What you are asked to do – All entries must be repeated exactly; do not include the pictures.

(Figure dataset records)
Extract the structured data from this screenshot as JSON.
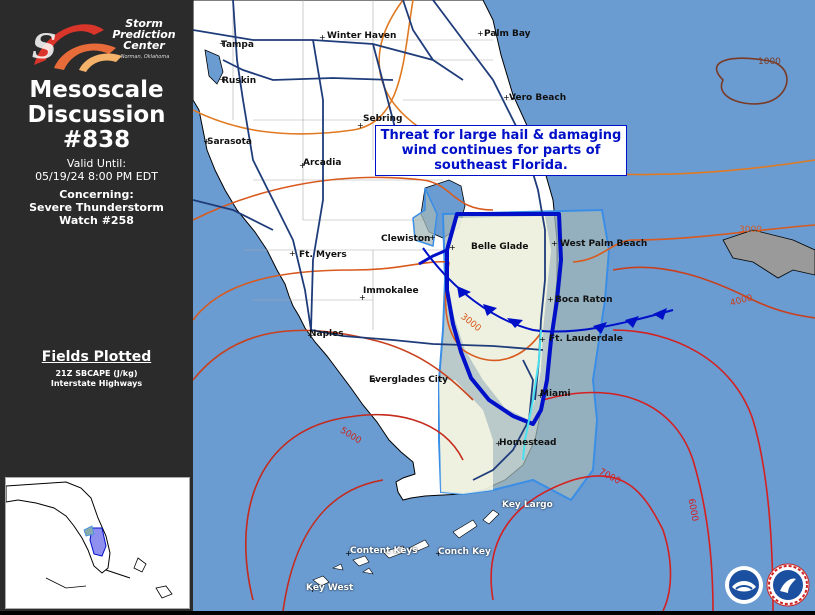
{
  "logo": {
    "abbrev": "SPC",
    "name_line1": "Storm",
    "name_line2": "Prediction",
    "name_line3": "Center",
    "location": "Norman, Oklahoma"
  },
  "discussion": {
    "title_line1": "Mesoscale",
    "title_line2": "Discussion",
    "number": "#838",
    "valid_label": "Valid Until:",
    "valid_time": "05/19/24 8:00 PM EDT",
    "concerning_label": "Concerning:",
    "concerning_line1": "Severe Thunderstorm",
    "concerning_line2": "Watch #258"
  },
  "fields": {
    "title": "Fields Plotted",
    "items": [
      "21Z SBCAPE (J/kg)",
      "Interstate Highways"
    ]
  },
  "message": {
    "line1": "Threat for large hail & damaging",
    "line2": "wind continues for parts of",
    "line3": "southeast Florida."
  },
  "cities": [
    {
      "name": "Tampa"
    },
    {
      "name": "Winter Haven"
    },
    {
      "name": "Palm Bay"
    },
    {
      "name": "Ruskin"
    },
    {
      "name": "Vero Beach"
    },
    {
      "name": "Sebring"
    },
    {
      "name": "Sarasota"
    },
    {
      "name": "Arcadia"
    },
    {
      "name": "Clewiston"
    },
    {
      "name": "Belle Glade"
    },
    {
      "name": "West Palm Beach"
    },
    {
      "name": "Ft. Myers"
    },
    {
      "name": "Immokalee"
    },
    {
      "name": "Boca Raton"
    },
    {
      "name": "Naples"
    },
    {
      "name": "Ft. Lauderdale"
    },
    {
      "name": "Everglades City"
    },
    {
      "name": "Miami"
    },
    {
      "name": "Homestead"
    },
    {
      "name": "Key Largo"
    },
    {
      "name": "Content Keys"
    },
    {
      "name": "Conch Key"
    },
    {
      "name": "Key West"
    }
  ],
  "contours": {
    "labels": [
      "1000",
      "3000",
      "3000",
      "4000",
      "5000",
      "7000",
      "6000"
    ]
  },
  "colors": {
    "sidebar": "#2b2b2b",
    "ocean": "#6a9bd1",
    "land": "#ffffff",
    "md_outline": "#0010c8",
    "watch_outline": "#3a8ee6",
    "watch_fill": "#a3b7b8",
    "highway": "#1f3c7a"
  },
  "icons": [
    "spc-logo-icon",
    "noaa-logo-icon",
    "nws-logo-icon"
  ]
}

Written solution –
Extract the structured data from this screenshot as JSON.
{
  "logo": {
    "abbrev": "SPC",
    "name_line1": "Storm",
    "name_line2": "Prediction",
    "name_line3": "Center",
    "location": "Norman, Oklahoma"
  },
  "discussion": {
    "title_line1": "Mesoscale",
    "title_line2": "Discussion",
    "number": "#838",
    "valid_label": "Valid Until:",
    "valid_time": "05/19/24 8:00 PM EDT",
    "concerning_label": "Concerning:",
    "concerning_line1": "Severe Thunderstorm",
    "concerning_line2": "Watch #258"
  },
  "fields": {
    "title": "Fields Plotted",
    "items": [
      "21Z SBCAPE (J/kg)",
      "Interstate Highways"
    ]
  },
  "message": {
    "line1": "Threat for large hail & damaging",
    "line2": "wind continues for parts of",
    "line3": "southeast Florida."
  },
  "cities": [
    {
      "name": "Tampa"
    },
    {
      "name": "Winter Haven"
    },
    {
      "name": "Palm Bay"
    },
    {
      "name": "Ruskin"
    },
    {
      "name": "Vero Beach"
    },
    {
      "name": "Sebring"
    },
    {
      "name": "Sarasota"
    },
    {
      "name": "Arcadia"
    },
    {
      "name": "Clewiston"
    },
    {
      "name": "Belle Glade"
    },
    {
      "name": "West Palm Beach"
    },
    {
      "name": "Ft. Myers"
    },
    {
      "name": "Immokalee"
    },
    {
      "name": "Boca Raton"
    },
    {
      "name": "Naples"
    },
    {
      "name": "Ft. Lauderdale"
    },
    {
      "name": "Everglades City"
    },
    {
      "name": "Miami"
    },
    {
      "name": "Homestead"
    },
    {
      "name": "Key Largo"
    },
    {
      "name": "Content Keys"
    },
    {
      "name": "Conch Key"
    },
    {
      "name": "Key West"
    }
  ],
  "contours": {
    "labels": [
      "1000",
      "3000",
      "3000",
      "4000",
      "5000",
      "7000",
      "6000"
    ]
  },
  "colors": {
    "sidebar": "#2b2b2b",
    "ocean": "#6a9bd1",
    "land": "#ffffff",
    "md_outline": "#0010c8",
    "watch_outline": "#3a8ee6",
    "watch_fill": "#a3b7b8",
    "highway": "#1f3c7a"
  },
  "icons": [
    "spc-logo-icon",
    "noaa-logo-icon",
    "nws-logo-icon"
  ]
}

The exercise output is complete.